STORED DATA:
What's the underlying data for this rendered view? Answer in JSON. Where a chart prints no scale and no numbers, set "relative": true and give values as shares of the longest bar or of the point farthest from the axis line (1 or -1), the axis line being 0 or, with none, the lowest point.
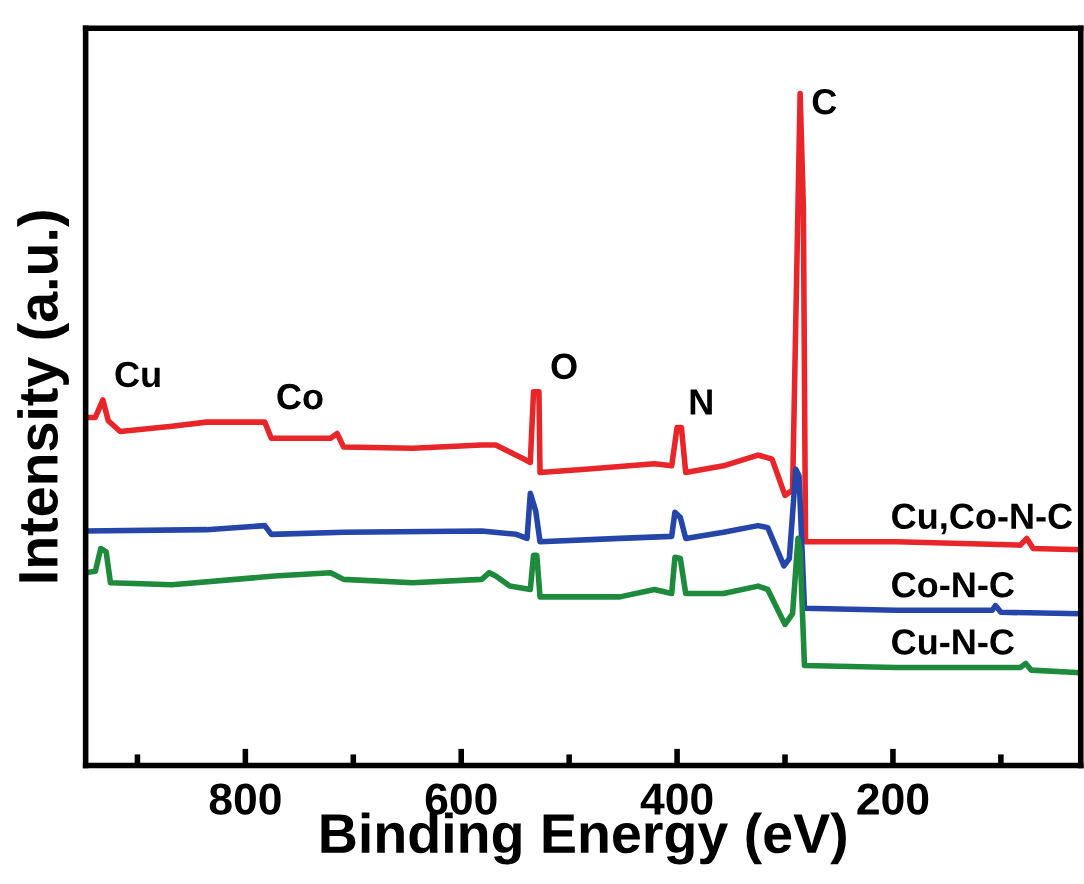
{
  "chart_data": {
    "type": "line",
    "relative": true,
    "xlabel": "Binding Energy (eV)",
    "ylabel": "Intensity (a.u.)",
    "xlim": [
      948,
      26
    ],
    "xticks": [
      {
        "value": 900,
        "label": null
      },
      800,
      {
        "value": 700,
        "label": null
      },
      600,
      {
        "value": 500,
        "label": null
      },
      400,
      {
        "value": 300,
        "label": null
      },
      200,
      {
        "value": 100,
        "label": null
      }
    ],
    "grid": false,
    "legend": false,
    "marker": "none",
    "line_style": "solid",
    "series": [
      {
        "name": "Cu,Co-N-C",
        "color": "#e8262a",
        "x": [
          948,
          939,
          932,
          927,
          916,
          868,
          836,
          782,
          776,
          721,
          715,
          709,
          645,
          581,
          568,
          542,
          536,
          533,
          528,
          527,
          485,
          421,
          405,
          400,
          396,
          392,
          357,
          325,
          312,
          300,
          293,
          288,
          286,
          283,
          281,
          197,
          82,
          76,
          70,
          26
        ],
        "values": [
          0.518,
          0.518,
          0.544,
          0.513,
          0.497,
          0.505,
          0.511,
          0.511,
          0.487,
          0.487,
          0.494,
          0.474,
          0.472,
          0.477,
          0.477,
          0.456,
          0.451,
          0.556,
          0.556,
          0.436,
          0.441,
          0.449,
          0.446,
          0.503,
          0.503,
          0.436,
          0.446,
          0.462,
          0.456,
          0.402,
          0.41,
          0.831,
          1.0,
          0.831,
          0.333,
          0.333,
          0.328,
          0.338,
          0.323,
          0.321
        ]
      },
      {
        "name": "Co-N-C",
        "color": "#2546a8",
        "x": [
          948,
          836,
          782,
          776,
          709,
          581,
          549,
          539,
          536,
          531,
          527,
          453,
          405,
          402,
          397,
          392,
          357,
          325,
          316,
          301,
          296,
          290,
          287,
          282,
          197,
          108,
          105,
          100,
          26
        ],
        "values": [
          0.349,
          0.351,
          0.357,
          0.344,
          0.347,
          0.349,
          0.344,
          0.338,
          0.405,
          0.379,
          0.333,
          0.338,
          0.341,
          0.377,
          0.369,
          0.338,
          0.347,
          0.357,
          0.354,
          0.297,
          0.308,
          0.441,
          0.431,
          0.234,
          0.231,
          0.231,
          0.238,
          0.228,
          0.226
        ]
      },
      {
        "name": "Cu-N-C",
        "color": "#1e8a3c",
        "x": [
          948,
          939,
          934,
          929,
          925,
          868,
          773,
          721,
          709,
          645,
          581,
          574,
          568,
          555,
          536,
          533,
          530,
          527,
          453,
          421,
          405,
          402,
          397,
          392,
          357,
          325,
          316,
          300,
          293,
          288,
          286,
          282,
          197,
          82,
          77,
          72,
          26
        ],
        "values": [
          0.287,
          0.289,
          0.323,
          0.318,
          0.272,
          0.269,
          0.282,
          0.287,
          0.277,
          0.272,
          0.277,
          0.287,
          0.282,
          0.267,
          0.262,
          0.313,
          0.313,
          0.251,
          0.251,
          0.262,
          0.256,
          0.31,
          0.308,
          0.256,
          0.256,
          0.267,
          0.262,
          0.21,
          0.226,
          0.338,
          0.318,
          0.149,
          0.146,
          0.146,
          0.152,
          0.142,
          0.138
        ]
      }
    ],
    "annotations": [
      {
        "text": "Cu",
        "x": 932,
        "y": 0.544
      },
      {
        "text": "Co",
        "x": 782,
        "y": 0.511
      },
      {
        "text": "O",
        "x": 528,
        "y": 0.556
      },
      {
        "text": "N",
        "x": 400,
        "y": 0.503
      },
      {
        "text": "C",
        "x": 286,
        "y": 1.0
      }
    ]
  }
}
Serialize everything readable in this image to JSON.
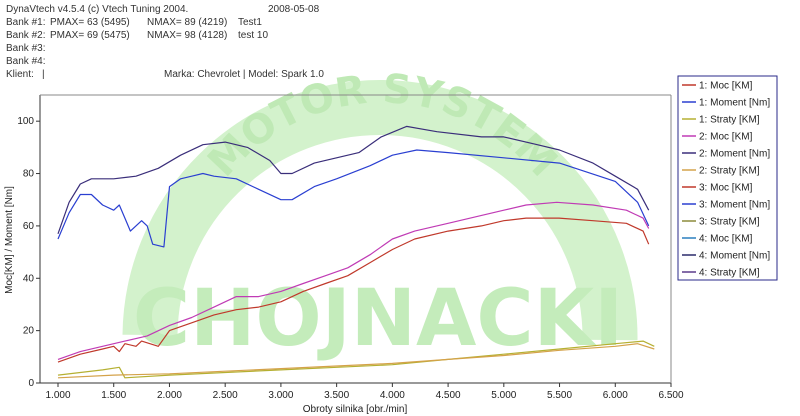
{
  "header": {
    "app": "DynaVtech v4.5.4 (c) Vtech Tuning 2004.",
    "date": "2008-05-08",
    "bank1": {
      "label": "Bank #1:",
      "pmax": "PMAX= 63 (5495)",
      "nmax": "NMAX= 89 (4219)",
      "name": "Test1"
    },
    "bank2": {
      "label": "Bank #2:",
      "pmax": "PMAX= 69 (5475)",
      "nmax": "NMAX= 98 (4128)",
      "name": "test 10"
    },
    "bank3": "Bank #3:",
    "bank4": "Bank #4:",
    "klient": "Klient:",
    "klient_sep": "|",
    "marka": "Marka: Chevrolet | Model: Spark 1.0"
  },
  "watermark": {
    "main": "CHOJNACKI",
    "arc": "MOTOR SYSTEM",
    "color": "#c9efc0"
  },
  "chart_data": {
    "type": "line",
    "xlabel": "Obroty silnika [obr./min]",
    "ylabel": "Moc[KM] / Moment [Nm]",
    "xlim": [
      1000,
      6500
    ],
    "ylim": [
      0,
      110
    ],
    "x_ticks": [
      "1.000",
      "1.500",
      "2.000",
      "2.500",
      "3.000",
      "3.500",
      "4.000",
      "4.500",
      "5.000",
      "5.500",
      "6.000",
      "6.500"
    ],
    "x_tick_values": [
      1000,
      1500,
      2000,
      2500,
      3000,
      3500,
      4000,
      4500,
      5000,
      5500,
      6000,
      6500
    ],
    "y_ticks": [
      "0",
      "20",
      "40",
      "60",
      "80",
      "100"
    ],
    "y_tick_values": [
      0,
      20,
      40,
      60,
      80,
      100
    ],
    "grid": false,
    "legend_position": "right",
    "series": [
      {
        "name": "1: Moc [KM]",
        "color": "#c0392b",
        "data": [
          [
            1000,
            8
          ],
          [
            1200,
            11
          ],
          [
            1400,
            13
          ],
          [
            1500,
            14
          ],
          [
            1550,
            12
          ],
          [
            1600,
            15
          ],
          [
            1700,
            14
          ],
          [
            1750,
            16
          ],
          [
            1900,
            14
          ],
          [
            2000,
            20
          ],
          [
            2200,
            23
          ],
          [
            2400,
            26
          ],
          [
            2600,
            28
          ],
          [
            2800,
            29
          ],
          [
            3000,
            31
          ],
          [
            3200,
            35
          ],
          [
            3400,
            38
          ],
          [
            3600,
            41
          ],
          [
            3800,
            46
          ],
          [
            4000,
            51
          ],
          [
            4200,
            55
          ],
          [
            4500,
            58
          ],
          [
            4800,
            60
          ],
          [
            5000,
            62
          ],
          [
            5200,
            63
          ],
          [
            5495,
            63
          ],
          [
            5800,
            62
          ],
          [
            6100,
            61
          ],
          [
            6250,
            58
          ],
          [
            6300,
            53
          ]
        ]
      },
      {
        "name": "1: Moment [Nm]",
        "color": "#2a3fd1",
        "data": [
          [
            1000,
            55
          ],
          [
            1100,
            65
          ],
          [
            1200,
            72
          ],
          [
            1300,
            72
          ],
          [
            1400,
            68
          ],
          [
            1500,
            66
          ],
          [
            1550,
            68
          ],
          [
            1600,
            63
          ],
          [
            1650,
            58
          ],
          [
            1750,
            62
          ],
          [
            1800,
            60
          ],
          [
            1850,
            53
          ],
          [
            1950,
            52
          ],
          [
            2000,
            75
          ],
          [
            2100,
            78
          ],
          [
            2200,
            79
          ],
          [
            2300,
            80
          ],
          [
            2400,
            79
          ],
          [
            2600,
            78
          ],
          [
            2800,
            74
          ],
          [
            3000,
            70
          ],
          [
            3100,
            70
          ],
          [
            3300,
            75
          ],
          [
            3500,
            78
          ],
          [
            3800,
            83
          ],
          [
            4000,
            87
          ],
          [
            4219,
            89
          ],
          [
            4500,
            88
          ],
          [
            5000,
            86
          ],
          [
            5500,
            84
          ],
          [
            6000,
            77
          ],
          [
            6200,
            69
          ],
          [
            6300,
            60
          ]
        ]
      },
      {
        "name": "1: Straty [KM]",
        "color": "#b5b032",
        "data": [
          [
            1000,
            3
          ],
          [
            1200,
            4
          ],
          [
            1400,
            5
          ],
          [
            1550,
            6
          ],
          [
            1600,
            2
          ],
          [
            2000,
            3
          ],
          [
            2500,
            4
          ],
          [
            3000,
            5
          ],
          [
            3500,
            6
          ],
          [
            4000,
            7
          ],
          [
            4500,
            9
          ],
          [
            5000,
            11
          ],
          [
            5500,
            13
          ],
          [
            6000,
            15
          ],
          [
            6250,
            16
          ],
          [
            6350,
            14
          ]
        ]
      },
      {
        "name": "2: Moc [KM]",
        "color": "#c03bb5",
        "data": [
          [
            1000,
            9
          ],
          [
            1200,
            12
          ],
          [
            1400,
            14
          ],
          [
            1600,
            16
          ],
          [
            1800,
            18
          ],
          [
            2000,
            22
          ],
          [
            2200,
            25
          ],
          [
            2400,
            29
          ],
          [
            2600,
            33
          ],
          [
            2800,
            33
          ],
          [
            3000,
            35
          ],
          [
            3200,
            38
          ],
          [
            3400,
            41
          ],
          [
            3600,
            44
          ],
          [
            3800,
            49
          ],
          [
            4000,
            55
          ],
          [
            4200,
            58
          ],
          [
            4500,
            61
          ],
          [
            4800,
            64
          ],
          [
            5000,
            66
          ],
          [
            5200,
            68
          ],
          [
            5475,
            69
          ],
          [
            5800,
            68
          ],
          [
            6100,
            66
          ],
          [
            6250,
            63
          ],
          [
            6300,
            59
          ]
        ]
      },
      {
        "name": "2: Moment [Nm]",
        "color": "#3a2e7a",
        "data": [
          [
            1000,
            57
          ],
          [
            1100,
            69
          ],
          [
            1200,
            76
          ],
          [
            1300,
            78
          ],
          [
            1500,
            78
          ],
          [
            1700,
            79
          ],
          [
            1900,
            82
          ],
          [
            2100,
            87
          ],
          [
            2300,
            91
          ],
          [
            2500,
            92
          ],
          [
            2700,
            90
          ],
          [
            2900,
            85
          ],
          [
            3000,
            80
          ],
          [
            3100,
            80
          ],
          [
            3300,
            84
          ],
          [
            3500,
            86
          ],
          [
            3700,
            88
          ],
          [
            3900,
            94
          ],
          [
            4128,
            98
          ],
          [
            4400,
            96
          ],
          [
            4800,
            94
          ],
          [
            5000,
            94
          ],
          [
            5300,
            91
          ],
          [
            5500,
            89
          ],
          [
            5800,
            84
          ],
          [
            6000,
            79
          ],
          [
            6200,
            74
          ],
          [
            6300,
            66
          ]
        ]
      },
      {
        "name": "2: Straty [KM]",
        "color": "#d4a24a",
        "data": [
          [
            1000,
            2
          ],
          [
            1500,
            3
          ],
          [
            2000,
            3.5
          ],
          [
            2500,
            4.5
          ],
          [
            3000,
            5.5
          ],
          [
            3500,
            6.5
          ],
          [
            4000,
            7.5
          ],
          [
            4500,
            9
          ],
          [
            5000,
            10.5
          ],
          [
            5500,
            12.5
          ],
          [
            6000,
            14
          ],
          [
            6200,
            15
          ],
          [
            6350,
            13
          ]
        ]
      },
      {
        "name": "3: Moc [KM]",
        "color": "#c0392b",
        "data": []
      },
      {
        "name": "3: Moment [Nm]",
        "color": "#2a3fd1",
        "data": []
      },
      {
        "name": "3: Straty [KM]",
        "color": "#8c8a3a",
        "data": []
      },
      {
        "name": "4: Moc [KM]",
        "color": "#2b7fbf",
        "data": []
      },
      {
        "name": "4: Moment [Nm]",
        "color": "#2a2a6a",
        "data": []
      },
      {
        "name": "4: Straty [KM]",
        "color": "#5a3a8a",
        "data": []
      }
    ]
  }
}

SHORT PROBLEM: From the data above, copy each line that has the string "relative".

SOLUTION TO THIS TASK:
What's the underlying data for this rendered view? Answer in JSON. Where a chart prints no scale and no numbers, set "relative": true and give values as shares of the longest bar or of the point farthest from the axis line (1 or -1), the axis line being 0 or, with none, the lowest point.
    "relative": true,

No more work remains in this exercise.